**GOAL**: Identify each line in the entries below that contains the string "profile", and copy those lines out in full.
::: DATA FOR PROCESSING :::
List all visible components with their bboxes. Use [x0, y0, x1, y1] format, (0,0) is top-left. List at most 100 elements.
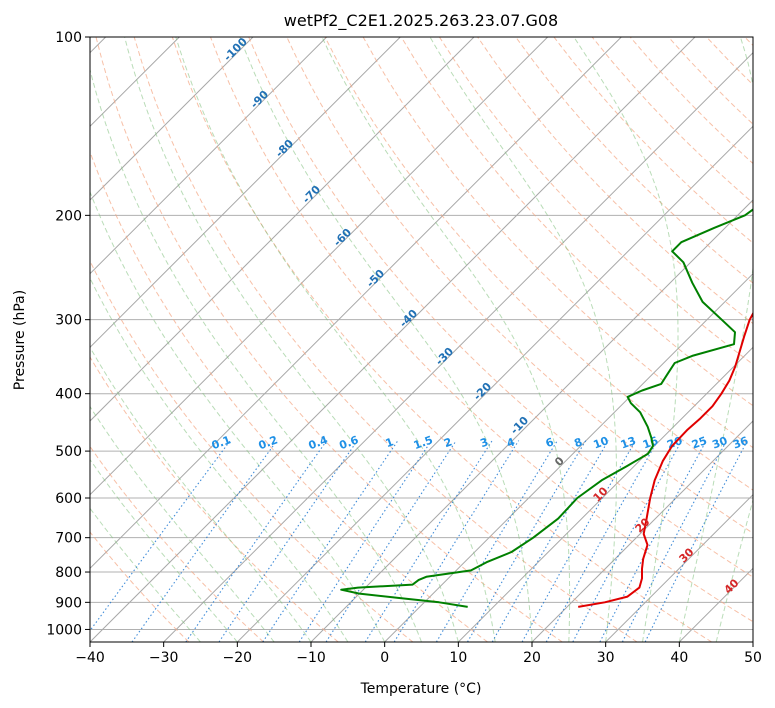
x-tick-label: 30: [597, 650, 615, 666]
dry-adiabat-line: [90, 259, 414, 642]
mixing-ratio-label: 13: [619, 434, 638, 451]
moist-adiabat-line: [90, 346, 312, 642]
y-tick-label: 1000: [46, 622, 82, 638]
y-tick-label: 100: [55, 30, 82, 46]
x-axis-label: Temperature (°C): [360, 681, 482, 697]
dry-adiabat-line: [400, 37, 753, 407]
y-tick-label: 300: [55, 313, 82, 329]
x-tick-label: −20: [223, 650, 253, 666]
y-tick-label: 600: [55, 491, 82, 507]
mixing-ratio-label: 2: [442, 435, 454, 450]
x-tick-label: −30: [149, 650, 179, 666]
mixing-ratio-label: 8: [572, 435, 584, 450]
plot-frame: [89, 36, 754, 643]
dry-adiabat-line: [171, 37, 712, 642]
mixing-ratio-label: 16: [641, 434, 660, 452]
isotherm-line: [90, 37, 328, 275]
isotherm-line: [90, 37, 401, 349]
axes: −40 −30 −20 −10 0 10 20 30 40 5010020030040050060…: [46, 30, 762, 666]
mixing-ratio-line: [545, 440, 659, 642]
mixing-ratio-label: 6: [544, 435, 556, 450]
moist-adiabat-line: [90, 190, 386, 642]
x-tick-label: 10: [449, 650, 467, 666]
mixing-ratio-label: 10: [592, 434, 611, 452]
moist-adiabat-line: [429, 37, 617, 642]
moist-adiabat-line: [90, 405, 275, 642]
mixing-ratio-label: 0.4: [307, 433, 330, 452]
isotherm-line: [90, 37, 622, 570]
y-tick-label: 900: [55, 595, 82, 611]
x-tick-label: 20: [523, 650, 541, 666]
dry-adiabat-line: [210, 37, 753, 623]
moist-adiabat-line: [175, 37, 496, 642]
isotherm-line: [384, 272, 753, 642]
dry-adiabat-line: [438, 37, 753, 366]
mixing-ratio-line: [435, 440, 558, 642]
mixing-ratio-line: [644, 440, 748, 642]
mixing-ratio-label: 0.2: [257, 433, 280, 452]
y-tick-label: 400: [55, 387, 82, 403]
mixing-ratio-line: [90, 440, 231, 632]
mixing-ratio-label: 4: [505, 435, 517, 450]
mixing-ratio-line: [467, 440, 587, 642]
mixing-ratio-label: 1.5: [412, 433, 435, 452]
dry-adiabat-line: [248, 37, 753, 578]
mixing-ratio-label: 3: [478, 435, 490, 450]
dry-adiabat-line: [90, 531, 190, 642]
x-tick-label: 0: [380, 650, 389, 666]
mixing-ratio-line: [572, 440, 683, 642]
dry-adiabat-line: [515, 37, 753, 284]
y-tick-label: 700: [55, 531, 82, 547]
x-tick-label: 50: [744, 650, 762, 666]
moist-adiabat-line: [321, 37, 571, 642]
dry-adiabat-line: [324, 37, 753, 491]
isotherm-line: [457, 346, 753, 642]
isotherm-line: [531, 420, 753, 642]
isotherm-line: [90, 37, 475, 422]
x-tick-label: −40: [75, 650, 105, 666]
x-tick-label: 40: [670, 650, 688, 666]
moist-adiabat-line: [90, 277, 349, 642]
isotherm-line: [90, 37, 254, 201]
mixing-ratio-label: 0.1: [210, 433, 233, 452]
isotherm-line: [236, 125, 753, 642]
dewpoint-profile-line: [340, 208, 753, 608]
mixing-ratio-line: [521, 440, 637, 642]
moist-adiabat-line: [90, 507, 201, 642]
moist-adiabat-line: [239, 37, 533, 642]
mixing-ratio-label: 25: [690, 434, 709, 451]
chart-title: wetPf2_C2E1.2025.263.23.07.G08: [284, 11, 558, 31]
moist-adiabat-line: [90, 67, 422, 642]
y-tick-label: 800: [55, 565, 82, 581]
dry-adiabat-line: [90, 356, 339, 642]
dry-adiabat-line: [90, 150, 488, 642]
y-tick-label: 500: [55, 444, 82, 460]
dry-adiabat-line: [90, 445, 264, 642]
moist-adiabat-line: [715, 498, 753, 642]
y-axis-label: Pressure (hPa): [12, 290, 28, 390]
mixing-ratio-line: [364, 440, 493, 642]
mixing-ratio-line: [325, 440, 457, 642]
mixing-ratio-line: [393, 440, 520, 642]
moist-adiabat-line: [90, 458, 238, 642]
mixing-ratio-label: 1: [384, 435, 396, 450]
x-tick-label: −10: [296, 650, 326, 666]
dry-adiabat-line: [95, 37, 563, 642]
moist-adiabat-line: [573, 37, 679, 642]
moist-adiabat-line: [124, 37, 459, 642]
isotherm-line: [90, 37, 549, 496]
mixing-ratio-label: 30: [710, 434, 729, 452]
temperature-profile-line: [578, 311, 753, 608]
dry-adiabat-line: [133, 37, 638, 642]
mixing-ratio-line: [491, 440, 609, 642]
mixing-ratio-line: [262, 440, 399, 642]
y-tick-label: 200: [55, 208, 82, 224]
moist-adiabat-line: [678, 37, 753, 642]
mixing-ratio-label: 36: [731, 434, 750, 452]
plot-area: 0.1 0.2 0.4 0.6 1 1.5 2 3 4 6 8 10 13 16 20 25 30 36-100-…: [90, 37, 753, 642]
mixing-ratio-line: [131, 440, 278, 642]
mixing-ratio-line: [298, 440, 432, 642]
mixing-ratio-line: [185, 440, 328, 642]
mixing-ratio-label: 0.6: [338, 433, 361, 452]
:::
**RESULT FOR THIS TASK**:
dewpoint-profile-line: [340, 208, 753, 608]
temperature-profile-line: [578, 311, 753, 608]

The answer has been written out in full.